* **Task objective**:
Find each line in the records below that contains the word "Training", and copy it out.

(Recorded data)

________________

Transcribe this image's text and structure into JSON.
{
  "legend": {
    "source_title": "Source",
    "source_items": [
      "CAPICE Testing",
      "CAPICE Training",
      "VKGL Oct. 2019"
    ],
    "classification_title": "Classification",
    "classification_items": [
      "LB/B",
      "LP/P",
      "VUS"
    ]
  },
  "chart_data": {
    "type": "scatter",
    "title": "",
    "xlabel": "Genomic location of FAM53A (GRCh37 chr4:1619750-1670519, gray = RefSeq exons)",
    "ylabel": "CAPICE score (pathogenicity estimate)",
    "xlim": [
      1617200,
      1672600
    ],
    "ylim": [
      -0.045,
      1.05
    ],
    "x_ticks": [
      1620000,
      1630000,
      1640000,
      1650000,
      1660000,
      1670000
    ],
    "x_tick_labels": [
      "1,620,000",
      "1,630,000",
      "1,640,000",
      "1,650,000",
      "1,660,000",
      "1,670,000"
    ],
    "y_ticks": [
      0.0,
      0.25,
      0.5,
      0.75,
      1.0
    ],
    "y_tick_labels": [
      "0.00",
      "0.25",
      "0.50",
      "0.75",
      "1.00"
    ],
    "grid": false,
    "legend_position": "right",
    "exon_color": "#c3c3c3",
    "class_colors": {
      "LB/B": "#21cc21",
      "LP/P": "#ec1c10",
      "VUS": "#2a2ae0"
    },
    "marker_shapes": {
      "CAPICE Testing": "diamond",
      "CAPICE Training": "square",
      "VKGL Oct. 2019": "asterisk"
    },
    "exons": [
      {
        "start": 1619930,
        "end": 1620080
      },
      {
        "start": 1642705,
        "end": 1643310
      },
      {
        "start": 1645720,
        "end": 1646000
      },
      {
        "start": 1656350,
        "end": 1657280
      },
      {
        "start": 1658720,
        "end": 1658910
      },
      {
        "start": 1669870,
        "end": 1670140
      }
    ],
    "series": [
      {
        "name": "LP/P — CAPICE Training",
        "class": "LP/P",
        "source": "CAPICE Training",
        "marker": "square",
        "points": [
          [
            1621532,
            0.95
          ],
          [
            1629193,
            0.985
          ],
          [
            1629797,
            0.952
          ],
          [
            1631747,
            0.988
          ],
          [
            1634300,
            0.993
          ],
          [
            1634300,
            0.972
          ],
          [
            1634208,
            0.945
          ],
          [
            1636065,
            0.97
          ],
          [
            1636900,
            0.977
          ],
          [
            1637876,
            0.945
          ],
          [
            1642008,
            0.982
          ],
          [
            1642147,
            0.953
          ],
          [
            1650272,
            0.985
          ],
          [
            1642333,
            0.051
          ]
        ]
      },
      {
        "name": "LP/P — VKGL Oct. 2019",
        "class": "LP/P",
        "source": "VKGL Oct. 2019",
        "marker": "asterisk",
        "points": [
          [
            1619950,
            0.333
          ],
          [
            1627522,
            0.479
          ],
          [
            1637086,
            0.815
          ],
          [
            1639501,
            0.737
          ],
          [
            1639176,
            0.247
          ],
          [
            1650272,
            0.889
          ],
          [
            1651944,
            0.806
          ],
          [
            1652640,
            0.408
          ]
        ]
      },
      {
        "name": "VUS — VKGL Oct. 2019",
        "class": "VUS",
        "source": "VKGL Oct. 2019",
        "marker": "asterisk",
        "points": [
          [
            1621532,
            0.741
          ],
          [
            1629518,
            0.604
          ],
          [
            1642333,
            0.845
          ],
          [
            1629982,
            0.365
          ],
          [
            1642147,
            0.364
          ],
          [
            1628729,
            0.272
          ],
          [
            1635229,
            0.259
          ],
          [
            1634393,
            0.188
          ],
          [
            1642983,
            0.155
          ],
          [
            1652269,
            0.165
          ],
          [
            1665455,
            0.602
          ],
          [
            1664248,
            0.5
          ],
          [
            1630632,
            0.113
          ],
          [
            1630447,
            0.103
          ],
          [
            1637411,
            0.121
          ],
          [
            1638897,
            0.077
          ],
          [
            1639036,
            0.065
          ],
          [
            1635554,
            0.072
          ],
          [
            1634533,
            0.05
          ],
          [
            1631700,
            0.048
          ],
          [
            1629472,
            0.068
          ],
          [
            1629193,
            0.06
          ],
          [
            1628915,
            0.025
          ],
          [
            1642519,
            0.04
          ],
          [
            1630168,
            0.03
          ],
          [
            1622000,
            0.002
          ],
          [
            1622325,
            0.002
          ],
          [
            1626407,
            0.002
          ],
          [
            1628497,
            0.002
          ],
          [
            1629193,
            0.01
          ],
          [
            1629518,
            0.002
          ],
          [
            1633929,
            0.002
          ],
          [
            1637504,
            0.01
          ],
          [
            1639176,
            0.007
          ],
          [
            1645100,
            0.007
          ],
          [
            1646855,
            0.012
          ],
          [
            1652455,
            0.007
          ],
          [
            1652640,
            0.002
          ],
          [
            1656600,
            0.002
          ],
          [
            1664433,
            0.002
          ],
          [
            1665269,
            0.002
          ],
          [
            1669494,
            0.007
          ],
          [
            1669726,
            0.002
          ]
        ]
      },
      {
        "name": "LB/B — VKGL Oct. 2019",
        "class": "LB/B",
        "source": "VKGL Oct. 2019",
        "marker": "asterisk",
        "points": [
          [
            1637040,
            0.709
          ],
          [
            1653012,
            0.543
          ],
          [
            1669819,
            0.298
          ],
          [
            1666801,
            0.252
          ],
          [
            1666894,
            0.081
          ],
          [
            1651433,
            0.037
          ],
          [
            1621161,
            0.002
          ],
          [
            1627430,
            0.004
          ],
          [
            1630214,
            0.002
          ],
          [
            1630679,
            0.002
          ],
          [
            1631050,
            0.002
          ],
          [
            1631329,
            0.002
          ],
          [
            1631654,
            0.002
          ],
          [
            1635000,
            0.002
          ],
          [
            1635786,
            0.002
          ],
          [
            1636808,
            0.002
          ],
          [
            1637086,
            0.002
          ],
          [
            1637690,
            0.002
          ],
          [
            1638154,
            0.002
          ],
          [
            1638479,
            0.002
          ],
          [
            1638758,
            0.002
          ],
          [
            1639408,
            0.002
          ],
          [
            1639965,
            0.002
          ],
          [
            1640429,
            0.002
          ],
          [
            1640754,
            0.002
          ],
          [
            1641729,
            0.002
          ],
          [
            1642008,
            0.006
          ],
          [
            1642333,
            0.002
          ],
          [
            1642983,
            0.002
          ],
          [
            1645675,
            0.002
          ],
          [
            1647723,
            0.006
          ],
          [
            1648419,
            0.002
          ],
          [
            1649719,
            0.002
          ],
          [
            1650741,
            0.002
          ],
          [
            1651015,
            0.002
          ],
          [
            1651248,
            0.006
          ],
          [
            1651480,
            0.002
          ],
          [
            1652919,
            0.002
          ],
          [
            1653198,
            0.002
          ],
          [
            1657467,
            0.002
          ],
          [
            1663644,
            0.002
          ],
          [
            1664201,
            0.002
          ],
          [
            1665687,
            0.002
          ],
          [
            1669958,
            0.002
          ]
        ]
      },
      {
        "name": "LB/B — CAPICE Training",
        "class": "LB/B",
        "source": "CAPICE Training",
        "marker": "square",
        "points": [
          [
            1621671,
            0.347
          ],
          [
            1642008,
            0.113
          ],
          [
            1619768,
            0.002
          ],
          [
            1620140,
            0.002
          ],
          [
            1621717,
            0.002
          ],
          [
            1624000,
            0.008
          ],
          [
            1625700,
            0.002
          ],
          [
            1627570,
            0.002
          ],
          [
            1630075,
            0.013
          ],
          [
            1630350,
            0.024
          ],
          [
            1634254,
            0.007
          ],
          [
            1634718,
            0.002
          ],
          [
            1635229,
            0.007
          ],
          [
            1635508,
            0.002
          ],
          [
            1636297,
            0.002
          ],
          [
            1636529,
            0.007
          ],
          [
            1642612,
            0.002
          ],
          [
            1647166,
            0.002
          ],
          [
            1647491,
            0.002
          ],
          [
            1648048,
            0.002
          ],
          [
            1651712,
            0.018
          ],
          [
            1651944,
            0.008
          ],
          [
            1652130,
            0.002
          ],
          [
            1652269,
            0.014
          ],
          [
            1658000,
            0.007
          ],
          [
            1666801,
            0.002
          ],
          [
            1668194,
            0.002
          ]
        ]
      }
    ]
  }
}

________________

* **Answer space**:
      "CAPICE Training",
      "CAPICE Training": "square",
        "name": "LP/P — CAPICE Training",
        "source": "CAPICE Training",
        "name": "LB/B — CAPICE Training",
        "source": "CAPICE Training",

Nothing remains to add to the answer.